Extracted records:
■ ■ ■ ■ ■
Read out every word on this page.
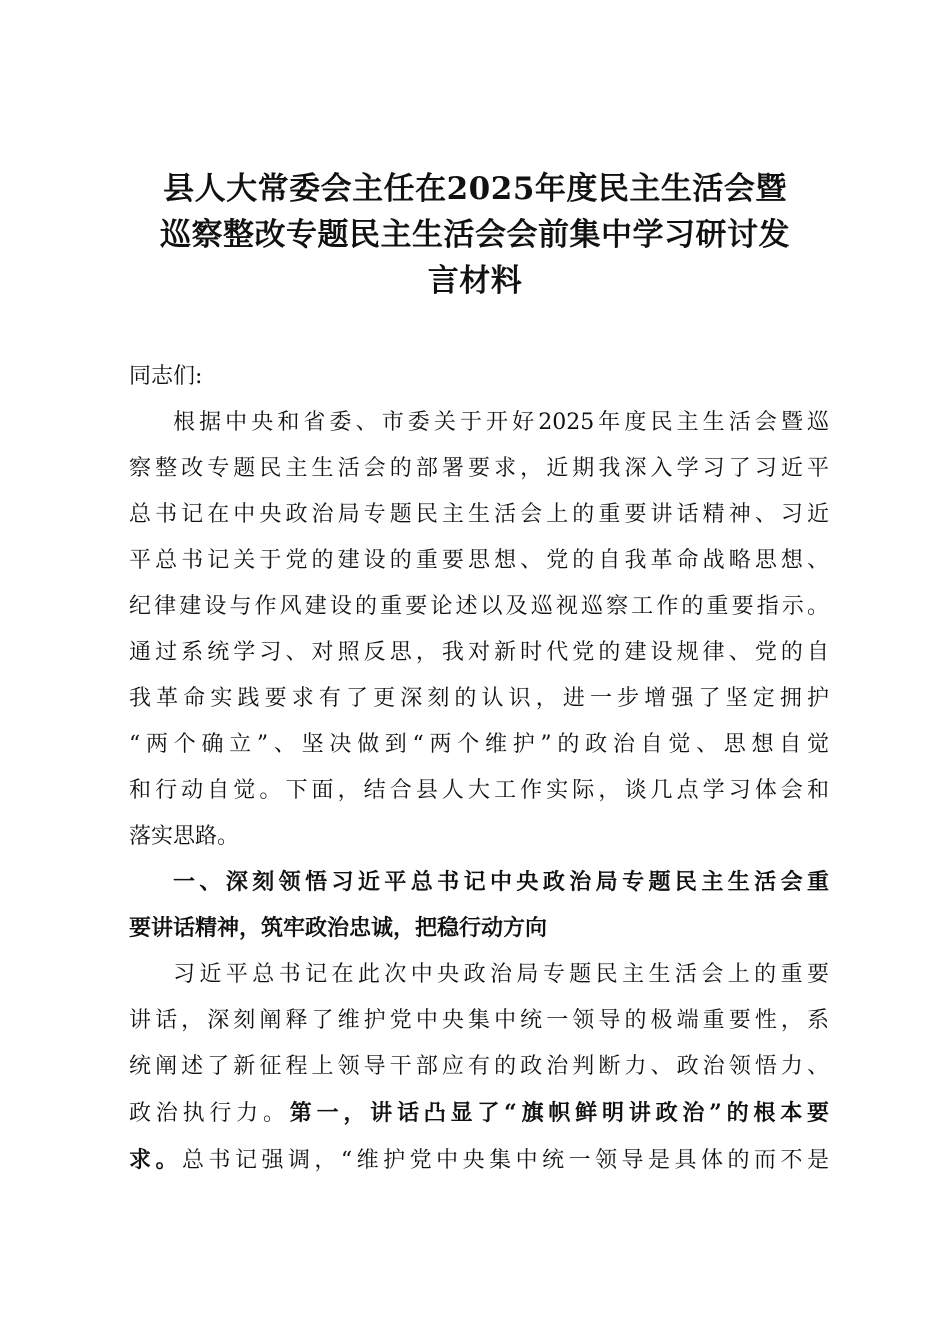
县人大常委会主任在2025年度民主生活会暨
巡察整改专题民主生活会会前集中学习研讨发
言材料

同志们:

根据中央和省委、市委关于开好2025年度民主生活会暨巡
察整改专题民主生活会的部署要求，近期我深入学习了习近平
总书记在中央政治局专题民主生活会上的重要讲话精神、习近
平总书记关于党的建设的重要思想、党的自我革命战略思想、
纪律建设与作风建设的重要论述以及巡视巡察工作的重要指示。
通过系统学习、对照反思，我对新时代党的建设规律、党的自
我革命实践要求有了更深刻的认识，进一步增强了坚定拥护
“两个确立”、坚决做到“两个维护”的政治自觉、思想自觉
和行动自觉。下面，结合县人大工作实际，谈几点学习体会和
落实思路。

一、深刻领悟习近平总书记中央政治局专题民主生活会重
要讲话精神，筑牢政治忠诚，把稳行动方向

习近平总书记在此次中央政治局专题民主生活会上的重要
讲话，深刻阐释了维护党中央集中统一领导的极端重要性，系
统阐述了新征程上领导干部应有的政治判断力、政治领悟力、
政治执行力。第一，讲话凸显了“旗帜鲜明讲政治”的根本要
求。总书记强调，“维护党中央集中统一领导是具体的而不是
■ ■ ■ ■ ■
AIM OF THE EXERCISE:
Ignore the images and quote every line of the listing exactly.

FINISHED TASK:
Read out every word on this page.
县人大常委会主任在2025年度民主生活会暨
巡察整改专题民主生活会会前集中学习研讨发
言材料

同志们:

根据中央和省委、市委关于开好2025年度民主生活会暨巡
察整改专题民主生活会的部署要求，近期我深入学习了习近平
总书记在中央政治局专题民主生活会上的重要讲话精神、习近
平总书记关于党的建设的重要思想、党的自我革命战略思想、
纪律建设与作风建设的重要论述以及巡视巡察工作的重要指示。
通过系统学习、对照反思，我对新时代党的建设规律、党的自
我革命实践要求有了更深刻的认识，进一步增强了坚定拥护
“两个确立”、坚决做到“两个维护”的政治自觉、思想自觉
和行动自觉。下面，结合县人大工作实际，谈几点学习体会和
落实思路。

一、深刻领悟习近平总书记中央政治局专题民主生活会重
要讲话精神，筑牢政治忠诚，把稳行动方向

习近平总书记在此次中央政治局专题民主生活会上的重要
讲话，深刻阐释了维护党中央集中统一领导的极端重要性，系
统阐述了新征程上领导干部应有的政治判断力、政治领悟力、
政治执行力。第一，讲话凸显了“旗帜鲜明讲政治”的根本要
求。总书记强调，“维护党中央集中统一领导是具体的而不是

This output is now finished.